- _Directive_: All entries below need to be written out exactly, but without their pictures.

=== Records to use ===

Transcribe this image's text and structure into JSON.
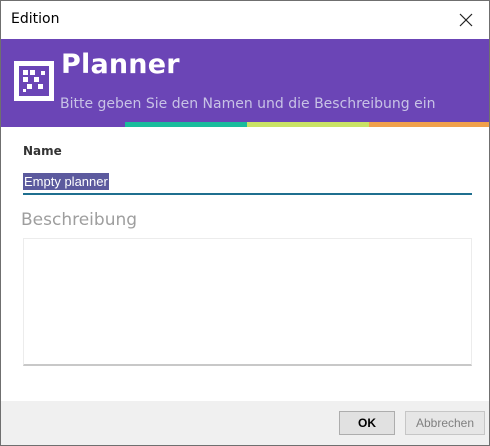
{
  "window": {
    "title": "Edition"
  },
  "header": {
    "app_name": "Planner",
    "subtitle": "Bitte geben Sie den Namen und die Beschreibung ein",
    "background_color": "#6b45b6",
    "stripe_colors": [
      "#6b45b6",
      "#1abc9c",
      "#c9e265",
      "#f0a04b"
    ]
  },
  "form": {
    "name_label": "Name",
    "name_value": "Empty planner",
    "description_label": "Beschreibung",
    "description_value": ""
  },
  "footer": {
    "ok_label": "OK",
    "cancel_label": "Abbrechen"
  }
}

===

- _Written answer_:
Transcribe this image's text and structure into JSON.
{
  "window": {
    "title": "Edition"
  },
  "header": {
    "app_name": "Planner",
    "subtitle": "Bitte geben Sie den Namen und die Beschreibung ein",
    "background_color": "#6b45b6",
    "stripe_colors": [
      "#6b45b6",
      "#1abc9c",
      "#c9e265",
      "#f0a04b"
    ]
  },
  "form": {
    "name_label": "Name",
    "name_value": "Empty planner",
    "description_label": "Beschreibung",
    "description_value": ""
  },
  "footer": {
    "ok_label": "OK",
    "cancel_label": "Abbrechen"
  }
}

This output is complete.